>> Start
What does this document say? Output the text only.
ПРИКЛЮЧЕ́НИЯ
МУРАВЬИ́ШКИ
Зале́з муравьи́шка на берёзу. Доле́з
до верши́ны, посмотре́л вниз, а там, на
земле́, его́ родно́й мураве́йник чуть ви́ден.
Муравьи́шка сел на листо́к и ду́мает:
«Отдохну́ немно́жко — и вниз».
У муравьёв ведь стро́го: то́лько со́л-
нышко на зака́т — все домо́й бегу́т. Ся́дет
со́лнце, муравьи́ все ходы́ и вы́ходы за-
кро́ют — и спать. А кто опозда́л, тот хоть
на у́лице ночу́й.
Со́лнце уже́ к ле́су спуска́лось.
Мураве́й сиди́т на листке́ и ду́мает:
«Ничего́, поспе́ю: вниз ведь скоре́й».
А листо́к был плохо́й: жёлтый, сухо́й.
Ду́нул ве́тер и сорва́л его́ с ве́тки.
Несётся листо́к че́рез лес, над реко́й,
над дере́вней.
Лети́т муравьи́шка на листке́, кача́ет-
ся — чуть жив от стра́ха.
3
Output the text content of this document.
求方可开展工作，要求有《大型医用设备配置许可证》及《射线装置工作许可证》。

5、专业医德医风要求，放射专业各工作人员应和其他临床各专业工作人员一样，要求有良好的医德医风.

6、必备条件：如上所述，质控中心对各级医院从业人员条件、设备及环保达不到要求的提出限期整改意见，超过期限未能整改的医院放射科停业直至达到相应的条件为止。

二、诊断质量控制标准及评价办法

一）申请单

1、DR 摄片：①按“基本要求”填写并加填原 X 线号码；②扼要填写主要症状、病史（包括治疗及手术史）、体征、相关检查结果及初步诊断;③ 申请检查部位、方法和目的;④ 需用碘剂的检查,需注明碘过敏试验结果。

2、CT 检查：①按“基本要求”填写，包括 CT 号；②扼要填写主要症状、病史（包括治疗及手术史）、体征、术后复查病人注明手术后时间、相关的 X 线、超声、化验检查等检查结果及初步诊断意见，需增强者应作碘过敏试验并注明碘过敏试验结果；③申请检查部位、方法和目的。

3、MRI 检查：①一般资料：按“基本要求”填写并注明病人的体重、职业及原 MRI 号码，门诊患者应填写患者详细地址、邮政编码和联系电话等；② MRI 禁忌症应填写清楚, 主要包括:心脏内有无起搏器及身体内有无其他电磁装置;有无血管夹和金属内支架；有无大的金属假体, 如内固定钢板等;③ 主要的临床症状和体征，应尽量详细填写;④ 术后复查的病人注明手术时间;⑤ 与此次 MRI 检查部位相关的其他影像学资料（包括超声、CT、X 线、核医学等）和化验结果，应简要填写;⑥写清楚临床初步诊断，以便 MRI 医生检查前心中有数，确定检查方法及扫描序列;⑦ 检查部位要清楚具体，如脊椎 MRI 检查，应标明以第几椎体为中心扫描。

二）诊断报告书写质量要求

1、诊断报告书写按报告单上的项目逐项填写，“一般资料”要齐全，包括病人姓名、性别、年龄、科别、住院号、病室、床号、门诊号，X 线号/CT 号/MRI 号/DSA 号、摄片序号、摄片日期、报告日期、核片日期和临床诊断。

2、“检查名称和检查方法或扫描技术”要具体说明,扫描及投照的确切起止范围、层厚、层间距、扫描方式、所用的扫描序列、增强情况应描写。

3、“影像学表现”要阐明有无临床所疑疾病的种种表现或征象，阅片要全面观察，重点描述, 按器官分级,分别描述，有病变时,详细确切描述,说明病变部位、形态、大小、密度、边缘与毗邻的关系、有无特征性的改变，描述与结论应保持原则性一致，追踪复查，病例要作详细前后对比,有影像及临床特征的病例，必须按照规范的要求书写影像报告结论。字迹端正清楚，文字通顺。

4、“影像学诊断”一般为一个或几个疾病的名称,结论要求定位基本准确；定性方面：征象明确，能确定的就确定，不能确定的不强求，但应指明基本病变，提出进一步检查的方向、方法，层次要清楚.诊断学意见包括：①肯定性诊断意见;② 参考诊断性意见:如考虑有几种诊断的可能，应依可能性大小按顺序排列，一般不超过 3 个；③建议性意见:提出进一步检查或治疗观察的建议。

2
>> End
◆ **STATED GOAL**
Give back exactly the lines from the line holding "Output the text content of this document." through the last line of the listing, including both.

◆ **ANSWER IN FULL**
Output the text content of this document.
求方可开展工作，要求有《大型医用设备配置许可证》及《射线装置工作许可证》。

5、专业医德医风要求，放射专业各工作人员应和其他临床各专业工作人员一样，要求有良好的医德医风.

6、必备条件：如上所述，质控中心对各级医院从业人员条件、设备及环保达不到要求的提出限期整改意见，超过期限未能整改的医院放射科停业直至达到相应的条件为止。

二、诊断质量控制标准及评价办法

一）申请单

1、DR 摄片：①按“基本要求”填写并加填原 X 线号码；②扼要填写主要症状、病史（包括治疗及手术史）、体征、相关检查结果及初步诊断;③ 申请检查部位、方法和目的;④ 需用碘剂的检查,需注明碘过敏试验结果。

2、CT 检查：①按“基本要求”填写，包括 CT 号；②扼要填写主要症状、病史（包括治疗及手术史）、体征、术后复查病人注明手术后时间、相关的 X 线、超声、化验检查等检查结果及初步诊断意见，需增强者应作碘过敏试验并注明碘过敏试验结果；③申请检查部位、方法和目的。

3、MRI 检查：①一般资料：按“基本要求”填写并注明病人的体重、职业及原 MRI 号码，门诊患者应填写患者详细地址、邮政编码和联系电话等；② MRI 禁忌症应填写清楚, 主要包括:心脏内有无起搏器及身体内有无其他电磁装置;有无血管夹和金属内支架；有无大的金属假体, 如内固定钢板等;③ 主要的临床症状和体征，应尽量详细填写;④ 术后复查的病人注明手术时间;⑤ 与此次 MRI 检查部位相关的其他影像学资料（包括超声、CT、X 线、核医学等）和化验结果，应简要填写;⑥写清楚临床初步诊断，以便 MRI 医生检查前心中有数，确定检查方法及扫描序列;⑦ 检查部位要清楚具体，如脊椎 MRI 检查，应标明以第几椎体为中心扫描。

二）诊断报告书写质量要求

1、诊断报告书写按报告单上的项目逐项填写，“一般资料”要齐全，包括病人姓名、性别、年龄、科别、住院号、病室、床号、门诊号，X 线号/CT 号/MRI 号/DSA 号、摄片序号、摄片日期、报告日期、核片日期和临床诊断。

2、“检查名称和检查方法或扫描技术”要具体说明,扫描及投照的确切起止范围、层厚、层间距、扫描方式、所用的扫描序列、增强情况应描写。

3、“影像学表现”要阐明有无临床所疑疾病的种种表现或征象，阅片要全面观察，重点描述, 按器官分级,分别描述，有病变时,详细确切描述,说明病变部位、形态、大小、密度、边缘与毗邻的关系、有无特征性的改变，描述与结论应保持原则性一致，追踪复查，病例要作详细前后对比,有影像及临床特征的病例，必须按照规范的要求书写影像报告结论。字迹端正清楚，文字通顺。

4、“影像学诊断”一般为一个或几个疾病的名称,结论要求定位基本准确；定性方面：征象明确，能确定的就确定，不能确定的不强求，但应指明基本病变，提出进一步检查的方向、方法，层次要清楚.诊断学意见包括：①肯定性诊断意见;② 参考诊断性意见:如考虑有几种诊断的可能，应依可能性大小按顺序排列，一般不超过 3 个；③建议性意见:提出进一步检查或治疗观察的建议。

2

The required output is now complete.